### GOAL OF THE EXERCISE
Search the records for "JSON" and copy each line that holds it.

--- START OF TASK INPUTS ---

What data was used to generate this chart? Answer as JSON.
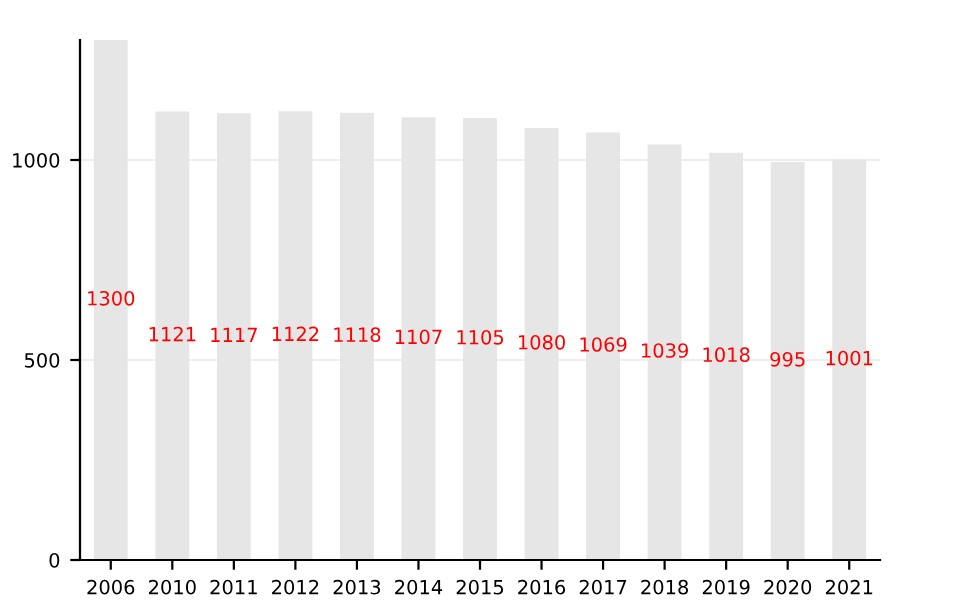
{
  "chart_data": {
    "type": "bar",
    "categories": [
      "2006",
      "2010",
      "2011",
      "2012",
      "2013",
      "2014",
      "2015",
      "2016",
      "2017",
      "2018",
      "2019",
      "2020",
      "2021"
    ],
    "values": [
      1300,
      1121,
      1117,
      1122,
      1118,
      1107,
      1105,
      1080,
      1069,
      1039,
      1018,
      995,
      1001
    ],
    "color": "#e6e6e6",
    "ylim": [
      0,
      1300
    ],
    "yticks": [
      0,
      500,
      1000
    ],
    "grid": "y",
    "data_labels": true
  }
}
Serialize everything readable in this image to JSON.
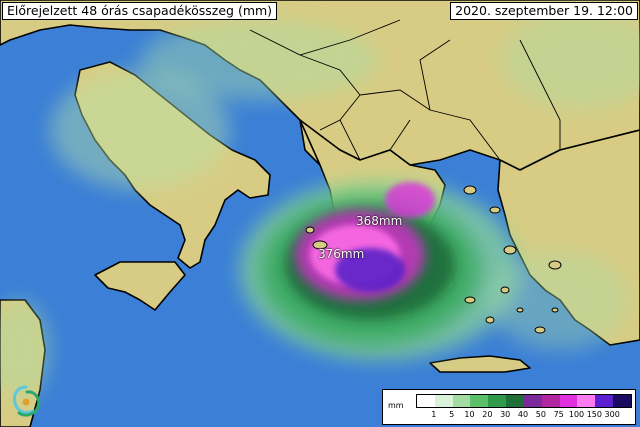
{
  "title": "Előrejelzett 48 órás csapadékösszeg (mm)",
  "datetime": "2020. szeptember 19. 12:00",
  "labels": [
    {
      "id": "max1",
      "text": "368mm"
    },
    {
      "id": "max2",
      "text": "376mm"
    }
  ],
  "legend": {
    "unit": "mm",
    "ticks": [
      "1",
      "5",
      "10",
      "20",
      "30",
      "40",
      "50",
      "75",
      "100",
      "150",
      "300"
    ],
    "colors": [
      "#ffffff",
      "#d9f2d9",
      "#a3dca3",
      "#5cbf6a",
      "#2e9a4a",
      "#1f6f38",
      "#7a2a9a",
      "#b0279f",
      "#e030e0",
      "#ff7cf0",
      "#5a1fd0",
      "#1a0a60"
    ]
  },
  "colors": {
    "sea": "#3b7fd6",
    "land": "#d8cc84",
    "peak": "#5b20c8"
  }
}
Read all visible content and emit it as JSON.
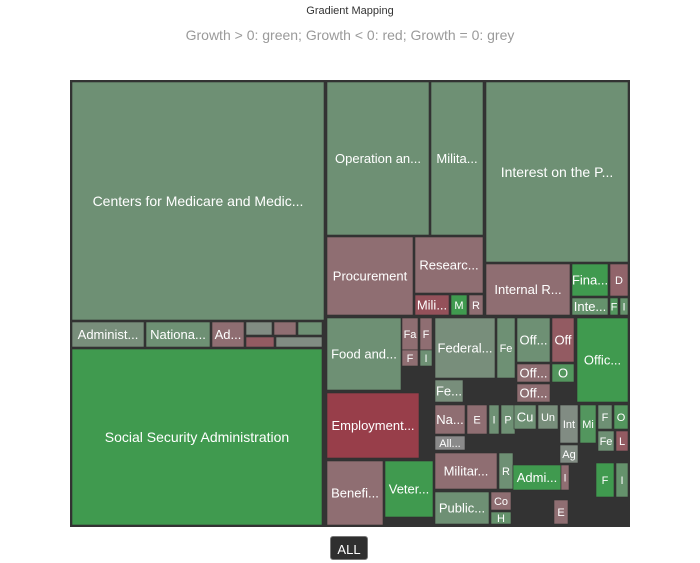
{
  "chart_data": {
    "type": "treemap",
    "title": "Gradient Mapping",
    "subtitle": "Growth > 0: green; Growth < 0: red; Growth = 0: grey",
    "color_scale": {
      "positive": "#2e9e40",
      "neutral": "#8a8a8a",
      "negative": "#9b2b3a",
      "border": "#333333"
    },
    "nodes": [
      {
        "label": "Centers for Medicare and Medic...",
        "size": 180,
        "growth": 0.3
      },
      {
        "label": "Administ...",
        "size": 6,
        "growth": 0.2
      },
      {
        "label": "Nationa...",
        "size": 5.5,
        "growth": 0.3
      },
      {
        "label": "Ad...",
        "size": 3.5,
        "growth": -0.3
      },
      {
        "label": "",
        "size": 2,
        "growth": 0.1
      },
      {
        "label": "",
        "size": 1.5,
        "growth": -0.3
      },
      {
        "label": "",
        "size": 1,
        "growth": 0.3
      },
      {
        "label": "",
        "size": 0.8,
        "growth": -0.5
      },
      {
        "label": "",
        "size": 0.6,
        "growth": 0.1
      },
      {
        "label": "Social Security Administration",
        "size": 195,
        "growth": 0.8
      },
      {
        "label": "Operation an...",
        "size": 39,
        "growth": 0.3
      },
      {
        "label": "Milita...",
        "size": 21,
        "growth": 0.3
      },
      {
        "label": "Procurement",
        "size": 23,
        "growth": -0.3
      },
      {
        "label": "Researc...",
        "size": 15,
        "growth": -0.3
      },
      {
        "label": "Mili...",
        "size": 5,
        "growth": -0.6
      },
      {
        "label": "M",
        "size": 3,
        "growth": 0.8
      },
      {
        "label": "R",
        "size": 2.5,
        "growth": -0.3
      },
      {
        "label": "Interest on the P...",
        "size": 55,
        "growth": 0.3
      },
      {
        "label": "Internal R...",
        "size": 20,
        "growth": -0.3
      },
      {
        "label": "Fina...",
        "size": 6,
        "growth": 0.8
      },
      {
        "label": "Inte...",
        "size": 3.5,
        "growth": 0.4
      },
      {
        "label": "D",
        "size": 3,
        "growth": -0.4
      },
      {
        "label": "F",
        "size": 1.5,
        "growth": 0.6
      },
      {
        "label": "I",
        "size": 1.5,
        "growth": 0.4
      },
      {
        "label": "Food and...",
        "size": 23,
        "growth": 0.3
      },
      {
        "label": "Fa",
        "size": 3.5,
        "growth": -0.3
      },
      {
        "label": "F",
        "size": 2.5,
        "growth": -0.3
      },
      {
        "label": "F",
        "size": 2,
        "growth": -0.3
      },
      {
        "label": "I",
        "size": 1.5,
        "growth": 0.3
      },
      {
        "label": "Federal...",
        "size": 18,
        "growth": 0.2
      },
      {
        "label": "Fe",
        "size": 6,
        "growth": 0.3
      },
      {
        "label": "Fe...",
        "size": 6,
        "growth": 0.2
      },
      {
        "label": "Off...",
        "size": 5,
        "growth": 0.3
      },
      {
        "label": "Off",
        "size": 4,
        "growth": -0.5
      },
      {
        "label": "Off...",
        "size": 3,
        "growth": -0.3
      },
      {
        "label": "Off...",
        "size": 2.5,
        "growth": -0.3
      },
      {
        "label": "O",
        "size": 2,
        "growth": 0.6
      },
      {
        "label": "Offic...",
        "size": 20,
        "growth": 0.8
      },
      {
        "label": "Employment...",
        "size": 30,
        "growth": -0.8
      },
      {
        "label": "Na...",
        "size": 5,
        "growth": -0.3
      },
      {
        "label": "E",
        "size": 3,
        "growth": -0.3
      },
      {
        "label": "I",
        "size": 2,
        "growth": 0.3
      },
      {
        "label": "P",
        "size": 2,
        "growth": 0.3
      },
      {
        "label": "All...",
        "size": 4,
        "growth": 0
      },
      {
        "label": "Cu",
        "size": 2.5,
        "growth": 0.3
      },
      {
        "label": "Un",
        "size": 2.5,
        "growth": 0.2
      },
      {
        "label": "Int",
        "size": 2.5,
        "growth": 0.1
      },
      {
        "label": "Mi",
        "size": 2.5,
        "growth": 0.6
      },
      {
        "label": "F",
        "size": 1.5,
        "growth": 0.3
      },
      {
        "label": "O",
        "size": 1.5,
        "growth": 0.6
      },
      {
        "label": "Fe",
        "size": 1.5,
        "growth": 0.3
      },
      {
        "label": "L",
        "size": 1,
        "growth": -0.5
      },
      {
        "label": "Ag",
        "size": 2,
        "growth": 0.1
      },
      {
        "label": "F",
        "size": 2,
        "growth": 0.8
      },
      {
        "label": "I",
        "size": 1,
        "growth": 0.4
      },
      {
        "label": "Militar...",
        "size": 10,
        "growth": -0.3
      },
      {
        "label": "R",
        "size": 2.5,
        "growth": 0.3
      },
      {
        "label": "Admi...",
        "size": 6,
        "growth": 0.8
      },
      {
        "label": "I",
        "size": 1,
        "growth": -0.3
      },
      {
        "label": "Benefi...",
        "size": 16,
        "growth": -0.3
      },
      {
        "label": "Veter...",
        "size": 15,
        "growth": 0.8
      },
      {
        "label": "Public...",
        "size": 7,
        "growth": 0.3
      },
      {
        "label": "Co",
        "size": 2.5,
        "growth": -0.3
      },
      {
        "label": "H",
        "size": 1.5,
        "growth": 0.4
      },
      {
        "label": "E",
        "size": 1.5,
        "growth": -0.3
      }
    ]
  },
  "buttons": {
    "all_label": "ALL"
  }
}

--- END OF TASK INPUTS ---

### ANSWER TO THIS TASK
What data was used to generate this chart? Answer as JSON.
Serialize everything readable in this image to JSON.
Read all visible content and emit it as JSON.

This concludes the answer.